**TO DO**. Work through the data below line by line and say how many lines hold "während"; give only the number.

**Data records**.
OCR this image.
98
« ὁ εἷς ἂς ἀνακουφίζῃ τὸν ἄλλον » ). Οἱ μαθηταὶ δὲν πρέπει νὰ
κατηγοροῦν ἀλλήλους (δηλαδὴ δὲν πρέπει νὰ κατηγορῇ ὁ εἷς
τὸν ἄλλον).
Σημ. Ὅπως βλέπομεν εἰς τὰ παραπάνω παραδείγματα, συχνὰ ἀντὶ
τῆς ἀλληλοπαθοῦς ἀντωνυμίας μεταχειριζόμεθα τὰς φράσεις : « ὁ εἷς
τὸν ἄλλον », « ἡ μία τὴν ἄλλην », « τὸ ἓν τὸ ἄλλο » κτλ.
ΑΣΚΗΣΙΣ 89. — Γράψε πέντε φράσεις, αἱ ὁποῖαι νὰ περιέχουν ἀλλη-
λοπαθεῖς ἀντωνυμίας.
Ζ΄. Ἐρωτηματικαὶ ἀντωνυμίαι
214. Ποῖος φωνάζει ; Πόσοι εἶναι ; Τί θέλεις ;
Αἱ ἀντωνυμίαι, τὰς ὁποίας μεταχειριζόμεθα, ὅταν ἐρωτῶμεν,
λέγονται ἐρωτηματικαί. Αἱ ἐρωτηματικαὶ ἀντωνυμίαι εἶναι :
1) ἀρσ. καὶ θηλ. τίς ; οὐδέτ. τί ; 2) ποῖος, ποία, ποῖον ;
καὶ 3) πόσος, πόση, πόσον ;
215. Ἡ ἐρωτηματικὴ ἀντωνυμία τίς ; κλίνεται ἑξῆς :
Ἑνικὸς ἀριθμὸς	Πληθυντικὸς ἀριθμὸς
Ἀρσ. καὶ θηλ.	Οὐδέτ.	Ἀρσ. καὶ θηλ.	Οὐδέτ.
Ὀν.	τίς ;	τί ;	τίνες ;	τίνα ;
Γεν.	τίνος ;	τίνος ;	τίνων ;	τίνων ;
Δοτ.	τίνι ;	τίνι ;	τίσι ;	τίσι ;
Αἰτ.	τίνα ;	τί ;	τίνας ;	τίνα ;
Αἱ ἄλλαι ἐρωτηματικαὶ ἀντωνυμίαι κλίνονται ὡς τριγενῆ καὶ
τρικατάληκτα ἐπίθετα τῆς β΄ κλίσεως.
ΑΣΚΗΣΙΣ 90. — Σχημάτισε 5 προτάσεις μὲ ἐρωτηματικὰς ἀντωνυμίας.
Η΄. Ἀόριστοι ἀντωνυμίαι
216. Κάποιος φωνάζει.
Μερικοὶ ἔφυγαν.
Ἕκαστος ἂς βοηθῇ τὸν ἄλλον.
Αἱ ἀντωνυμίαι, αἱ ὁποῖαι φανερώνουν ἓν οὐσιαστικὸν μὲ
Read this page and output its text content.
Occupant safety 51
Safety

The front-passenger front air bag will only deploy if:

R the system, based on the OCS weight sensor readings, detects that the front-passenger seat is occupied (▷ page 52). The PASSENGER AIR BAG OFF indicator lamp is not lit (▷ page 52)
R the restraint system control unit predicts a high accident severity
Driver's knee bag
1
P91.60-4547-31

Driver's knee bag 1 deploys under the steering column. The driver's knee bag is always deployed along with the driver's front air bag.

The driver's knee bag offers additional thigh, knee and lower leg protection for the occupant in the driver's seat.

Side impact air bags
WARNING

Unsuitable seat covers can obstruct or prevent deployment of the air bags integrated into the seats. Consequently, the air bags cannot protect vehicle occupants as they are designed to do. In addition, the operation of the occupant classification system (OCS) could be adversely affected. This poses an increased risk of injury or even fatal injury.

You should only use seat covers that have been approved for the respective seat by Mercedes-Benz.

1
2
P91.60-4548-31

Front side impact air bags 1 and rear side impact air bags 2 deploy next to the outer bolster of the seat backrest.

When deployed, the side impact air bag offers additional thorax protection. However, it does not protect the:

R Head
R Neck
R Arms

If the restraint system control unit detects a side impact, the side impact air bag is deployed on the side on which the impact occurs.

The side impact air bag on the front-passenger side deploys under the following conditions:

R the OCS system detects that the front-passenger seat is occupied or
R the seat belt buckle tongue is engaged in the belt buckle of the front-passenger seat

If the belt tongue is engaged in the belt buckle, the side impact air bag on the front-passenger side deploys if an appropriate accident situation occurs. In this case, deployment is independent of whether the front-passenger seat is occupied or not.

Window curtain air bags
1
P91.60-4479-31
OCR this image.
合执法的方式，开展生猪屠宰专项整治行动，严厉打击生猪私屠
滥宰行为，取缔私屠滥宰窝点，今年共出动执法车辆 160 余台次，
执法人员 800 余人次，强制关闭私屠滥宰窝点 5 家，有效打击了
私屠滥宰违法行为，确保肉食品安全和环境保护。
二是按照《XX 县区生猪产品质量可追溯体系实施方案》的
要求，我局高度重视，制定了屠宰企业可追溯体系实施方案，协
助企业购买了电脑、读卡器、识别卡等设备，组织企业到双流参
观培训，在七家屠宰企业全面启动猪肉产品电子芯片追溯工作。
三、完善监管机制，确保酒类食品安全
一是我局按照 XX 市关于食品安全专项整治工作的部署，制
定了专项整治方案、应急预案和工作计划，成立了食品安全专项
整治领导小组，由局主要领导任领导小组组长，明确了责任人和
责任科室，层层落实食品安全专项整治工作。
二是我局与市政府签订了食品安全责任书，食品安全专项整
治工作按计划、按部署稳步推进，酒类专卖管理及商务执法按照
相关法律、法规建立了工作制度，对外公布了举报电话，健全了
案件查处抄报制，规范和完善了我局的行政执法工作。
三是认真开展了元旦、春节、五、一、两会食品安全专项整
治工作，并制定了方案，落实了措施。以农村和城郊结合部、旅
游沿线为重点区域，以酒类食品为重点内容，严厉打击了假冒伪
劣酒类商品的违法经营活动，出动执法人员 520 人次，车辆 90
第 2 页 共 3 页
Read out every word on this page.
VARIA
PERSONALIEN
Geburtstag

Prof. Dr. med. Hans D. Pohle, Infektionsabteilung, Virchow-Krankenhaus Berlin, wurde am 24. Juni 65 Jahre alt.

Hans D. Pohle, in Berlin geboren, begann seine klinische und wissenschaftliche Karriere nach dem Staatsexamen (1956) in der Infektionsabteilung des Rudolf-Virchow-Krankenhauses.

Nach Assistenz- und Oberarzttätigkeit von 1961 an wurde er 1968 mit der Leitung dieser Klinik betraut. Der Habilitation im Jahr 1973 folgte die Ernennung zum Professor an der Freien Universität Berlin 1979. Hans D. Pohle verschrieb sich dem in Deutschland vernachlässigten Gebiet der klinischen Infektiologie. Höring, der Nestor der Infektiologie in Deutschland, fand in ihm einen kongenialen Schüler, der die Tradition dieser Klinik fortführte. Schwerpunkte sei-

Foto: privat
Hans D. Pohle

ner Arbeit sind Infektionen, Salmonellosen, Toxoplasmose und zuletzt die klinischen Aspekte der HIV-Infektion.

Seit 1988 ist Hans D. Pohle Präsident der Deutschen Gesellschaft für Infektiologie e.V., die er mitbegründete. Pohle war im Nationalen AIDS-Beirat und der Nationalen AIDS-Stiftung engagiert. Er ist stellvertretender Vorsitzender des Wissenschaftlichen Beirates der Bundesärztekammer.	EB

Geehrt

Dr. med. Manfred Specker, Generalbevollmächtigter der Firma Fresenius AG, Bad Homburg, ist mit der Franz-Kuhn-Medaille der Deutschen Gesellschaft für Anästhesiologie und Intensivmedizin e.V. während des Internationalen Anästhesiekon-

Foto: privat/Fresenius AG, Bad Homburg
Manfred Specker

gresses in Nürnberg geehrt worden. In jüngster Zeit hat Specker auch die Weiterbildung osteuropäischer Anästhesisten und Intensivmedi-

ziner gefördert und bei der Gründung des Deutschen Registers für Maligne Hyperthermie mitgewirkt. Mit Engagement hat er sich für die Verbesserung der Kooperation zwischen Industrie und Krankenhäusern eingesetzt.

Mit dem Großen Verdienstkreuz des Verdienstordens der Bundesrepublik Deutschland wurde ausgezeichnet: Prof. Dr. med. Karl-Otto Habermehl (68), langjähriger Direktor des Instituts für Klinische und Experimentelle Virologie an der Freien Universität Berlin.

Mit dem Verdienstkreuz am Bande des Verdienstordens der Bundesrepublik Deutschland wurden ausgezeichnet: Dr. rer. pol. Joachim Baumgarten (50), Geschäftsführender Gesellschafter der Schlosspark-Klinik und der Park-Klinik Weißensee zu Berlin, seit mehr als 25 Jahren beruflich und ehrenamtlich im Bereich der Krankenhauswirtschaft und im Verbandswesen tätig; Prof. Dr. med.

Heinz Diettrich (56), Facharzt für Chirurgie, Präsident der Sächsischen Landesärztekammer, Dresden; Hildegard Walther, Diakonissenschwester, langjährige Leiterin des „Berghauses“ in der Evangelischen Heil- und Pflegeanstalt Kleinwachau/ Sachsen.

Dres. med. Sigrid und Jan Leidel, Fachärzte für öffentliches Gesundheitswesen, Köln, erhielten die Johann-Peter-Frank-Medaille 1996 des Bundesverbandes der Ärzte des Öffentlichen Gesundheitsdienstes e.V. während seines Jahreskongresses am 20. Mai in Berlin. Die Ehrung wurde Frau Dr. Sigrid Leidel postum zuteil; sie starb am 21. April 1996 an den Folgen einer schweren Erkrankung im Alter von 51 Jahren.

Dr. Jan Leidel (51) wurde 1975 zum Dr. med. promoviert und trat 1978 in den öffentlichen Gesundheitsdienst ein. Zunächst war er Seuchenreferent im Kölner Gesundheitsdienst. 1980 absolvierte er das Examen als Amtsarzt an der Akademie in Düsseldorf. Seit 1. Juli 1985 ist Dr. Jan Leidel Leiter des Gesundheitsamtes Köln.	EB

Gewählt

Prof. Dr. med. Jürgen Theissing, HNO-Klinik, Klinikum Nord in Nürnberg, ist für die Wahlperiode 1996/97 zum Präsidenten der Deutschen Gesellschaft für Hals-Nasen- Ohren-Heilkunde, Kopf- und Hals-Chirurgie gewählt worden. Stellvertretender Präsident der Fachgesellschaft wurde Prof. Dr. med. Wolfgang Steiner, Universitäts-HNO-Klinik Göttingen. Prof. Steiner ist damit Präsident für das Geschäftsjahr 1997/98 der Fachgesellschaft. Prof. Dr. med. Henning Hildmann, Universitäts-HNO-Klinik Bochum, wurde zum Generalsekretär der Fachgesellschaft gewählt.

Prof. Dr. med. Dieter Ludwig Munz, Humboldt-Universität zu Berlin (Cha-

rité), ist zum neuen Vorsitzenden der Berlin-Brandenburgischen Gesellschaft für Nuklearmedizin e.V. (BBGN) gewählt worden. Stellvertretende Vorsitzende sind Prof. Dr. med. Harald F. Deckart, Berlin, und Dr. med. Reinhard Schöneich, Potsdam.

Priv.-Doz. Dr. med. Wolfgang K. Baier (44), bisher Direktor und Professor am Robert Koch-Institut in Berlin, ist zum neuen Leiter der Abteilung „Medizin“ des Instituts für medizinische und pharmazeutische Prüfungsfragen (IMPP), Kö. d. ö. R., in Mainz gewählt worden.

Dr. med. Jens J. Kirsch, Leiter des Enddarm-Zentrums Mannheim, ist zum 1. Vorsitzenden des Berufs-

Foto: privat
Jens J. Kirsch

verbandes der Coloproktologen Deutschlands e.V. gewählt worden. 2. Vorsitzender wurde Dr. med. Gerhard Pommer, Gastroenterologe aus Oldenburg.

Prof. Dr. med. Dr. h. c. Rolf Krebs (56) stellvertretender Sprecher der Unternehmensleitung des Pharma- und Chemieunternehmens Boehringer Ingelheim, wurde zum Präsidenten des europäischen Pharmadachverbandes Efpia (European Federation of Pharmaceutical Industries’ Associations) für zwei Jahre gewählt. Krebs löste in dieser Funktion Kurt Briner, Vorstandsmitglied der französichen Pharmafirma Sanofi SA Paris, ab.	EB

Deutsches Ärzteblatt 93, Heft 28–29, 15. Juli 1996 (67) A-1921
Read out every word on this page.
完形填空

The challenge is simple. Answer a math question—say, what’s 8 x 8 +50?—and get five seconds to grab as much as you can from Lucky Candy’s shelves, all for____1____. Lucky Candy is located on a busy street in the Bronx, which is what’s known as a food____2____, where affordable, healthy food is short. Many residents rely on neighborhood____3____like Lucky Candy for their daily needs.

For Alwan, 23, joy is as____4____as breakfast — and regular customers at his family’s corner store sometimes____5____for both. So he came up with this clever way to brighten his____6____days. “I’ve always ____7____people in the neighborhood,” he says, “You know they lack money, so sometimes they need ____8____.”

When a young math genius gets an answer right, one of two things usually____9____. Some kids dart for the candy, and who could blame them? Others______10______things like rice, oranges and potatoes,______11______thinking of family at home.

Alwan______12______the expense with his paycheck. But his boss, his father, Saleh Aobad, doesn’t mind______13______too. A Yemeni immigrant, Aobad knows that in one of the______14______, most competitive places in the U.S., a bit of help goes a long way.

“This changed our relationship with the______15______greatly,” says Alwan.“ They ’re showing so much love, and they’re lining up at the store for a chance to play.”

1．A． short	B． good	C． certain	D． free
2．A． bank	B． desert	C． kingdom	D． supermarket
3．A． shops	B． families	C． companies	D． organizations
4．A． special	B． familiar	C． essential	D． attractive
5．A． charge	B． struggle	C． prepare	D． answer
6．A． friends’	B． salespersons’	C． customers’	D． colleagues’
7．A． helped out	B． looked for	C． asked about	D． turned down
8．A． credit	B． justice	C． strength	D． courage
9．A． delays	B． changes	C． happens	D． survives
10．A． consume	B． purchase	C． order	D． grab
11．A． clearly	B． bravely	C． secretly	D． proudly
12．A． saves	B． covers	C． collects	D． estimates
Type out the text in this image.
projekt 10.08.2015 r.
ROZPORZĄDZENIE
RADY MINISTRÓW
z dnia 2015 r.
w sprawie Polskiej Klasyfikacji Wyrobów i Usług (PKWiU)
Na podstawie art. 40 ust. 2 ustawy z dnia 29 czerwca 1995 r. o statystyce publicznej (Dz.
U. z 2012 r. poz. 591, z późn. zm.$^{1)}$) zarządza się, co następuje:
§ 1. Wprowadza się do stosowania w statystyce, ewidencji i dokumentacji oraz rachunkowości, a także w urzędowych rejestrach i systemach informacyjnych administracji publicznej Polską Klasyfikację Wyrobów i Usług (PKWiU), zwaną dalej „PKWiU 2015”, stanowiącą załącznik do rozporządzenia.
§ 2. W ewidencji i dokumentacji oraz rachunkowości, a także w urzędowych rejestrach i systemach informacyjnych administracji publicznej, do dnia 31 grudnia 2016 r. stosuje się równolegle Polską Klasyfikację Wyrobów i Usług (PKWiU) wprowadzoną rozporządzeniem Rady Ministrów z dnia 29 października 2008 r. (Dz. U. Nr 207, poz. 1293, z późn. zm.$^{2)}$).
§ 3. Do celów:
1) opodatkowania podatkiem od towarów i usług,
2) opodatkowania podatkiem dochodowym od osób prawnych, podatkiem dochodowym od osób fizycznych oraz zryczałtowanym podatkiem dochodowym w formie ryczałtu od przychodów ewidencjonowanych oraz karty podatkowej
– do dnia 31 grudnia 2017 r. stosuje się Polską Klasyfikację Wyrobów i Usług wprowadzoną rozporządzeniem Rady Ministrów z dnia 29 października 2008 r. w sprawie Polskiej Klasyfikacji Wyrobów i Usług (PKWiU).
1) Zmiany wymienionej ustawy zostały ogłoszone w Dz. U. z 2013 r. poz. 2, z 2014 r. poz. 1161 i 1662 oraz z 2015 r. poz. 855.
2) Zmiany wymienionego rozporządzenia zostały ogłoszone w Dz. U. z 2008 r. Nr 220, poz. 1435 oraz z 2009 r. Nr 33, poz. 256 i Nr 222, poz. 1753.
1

**FULL OUTPUT**. 2